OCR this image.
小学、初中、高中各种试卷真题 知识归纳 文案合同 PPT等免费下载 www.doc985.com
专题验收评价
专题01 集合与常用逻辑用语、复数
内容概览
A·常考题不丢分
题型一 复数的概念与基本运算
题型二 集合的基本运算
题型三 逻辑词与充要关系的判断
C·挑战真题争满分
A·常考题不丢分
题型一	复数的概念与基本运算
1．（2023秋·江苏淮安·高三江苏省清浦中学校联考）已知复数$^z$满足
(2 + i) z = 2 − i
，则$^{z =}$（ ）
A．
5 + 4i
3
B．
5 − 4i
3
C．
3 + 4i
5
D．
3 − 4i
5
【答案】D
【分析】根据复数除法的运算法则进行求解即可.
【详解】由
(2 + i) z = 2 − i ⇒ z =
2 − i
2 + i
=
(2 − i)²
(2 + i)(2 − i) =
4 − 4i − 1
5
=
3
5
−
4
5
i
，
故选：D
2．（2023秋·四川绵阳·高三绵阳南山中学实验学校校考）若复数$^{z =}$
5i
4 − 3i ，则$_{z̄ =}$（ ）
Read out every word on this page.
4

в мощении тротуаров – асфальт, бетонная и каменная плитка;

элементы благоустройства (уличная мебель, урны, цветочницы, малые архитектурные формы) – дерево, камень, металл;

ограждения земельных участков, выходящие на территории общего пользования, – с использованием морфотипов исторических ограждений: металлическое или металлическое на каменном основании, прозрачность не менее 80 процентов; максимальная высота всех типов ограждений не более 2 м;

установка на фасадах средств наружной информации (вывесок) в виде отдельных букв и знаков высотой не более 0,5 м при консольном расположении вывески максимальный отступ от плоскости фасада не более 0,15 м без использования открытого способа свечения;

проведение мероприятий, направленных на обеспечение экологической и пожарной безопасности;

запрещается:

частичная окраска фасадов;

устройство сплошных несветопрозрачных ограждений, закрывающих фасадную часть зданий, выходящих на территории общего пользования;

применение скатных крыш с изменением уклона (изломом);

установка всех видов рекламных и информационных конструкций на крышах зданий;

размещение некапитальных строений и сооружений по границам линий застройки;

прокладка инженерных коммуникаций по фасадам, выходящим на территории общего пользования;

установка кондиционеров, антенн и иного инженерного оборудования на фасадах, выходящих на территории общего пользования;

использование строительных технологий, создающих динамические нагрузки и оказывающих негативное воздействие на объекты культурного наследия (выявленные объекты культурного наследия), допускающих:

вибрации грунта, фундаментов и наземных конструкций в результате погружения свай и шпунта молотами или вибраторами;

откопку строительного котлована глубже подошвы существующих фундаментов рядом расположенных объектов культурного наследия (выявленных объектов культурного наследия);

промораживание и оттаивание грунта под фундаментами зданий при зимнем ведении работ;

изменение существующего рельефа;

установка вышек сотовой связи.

### WHAT YOU NEED TO DO
Pull out each line of the listing that holds the string "зданий".

### ANSWER TO THIS TASK
устройство сплошных несветопрозрачных ограждений, закрывающих фасадную часть зданий, выходящих на территории общего пользования;
установка всех видов рекламных и информационных конструкций на крышах зданий;
промораживание и оттаивание грунта под фундаментами зданий при зимнем ведении работ;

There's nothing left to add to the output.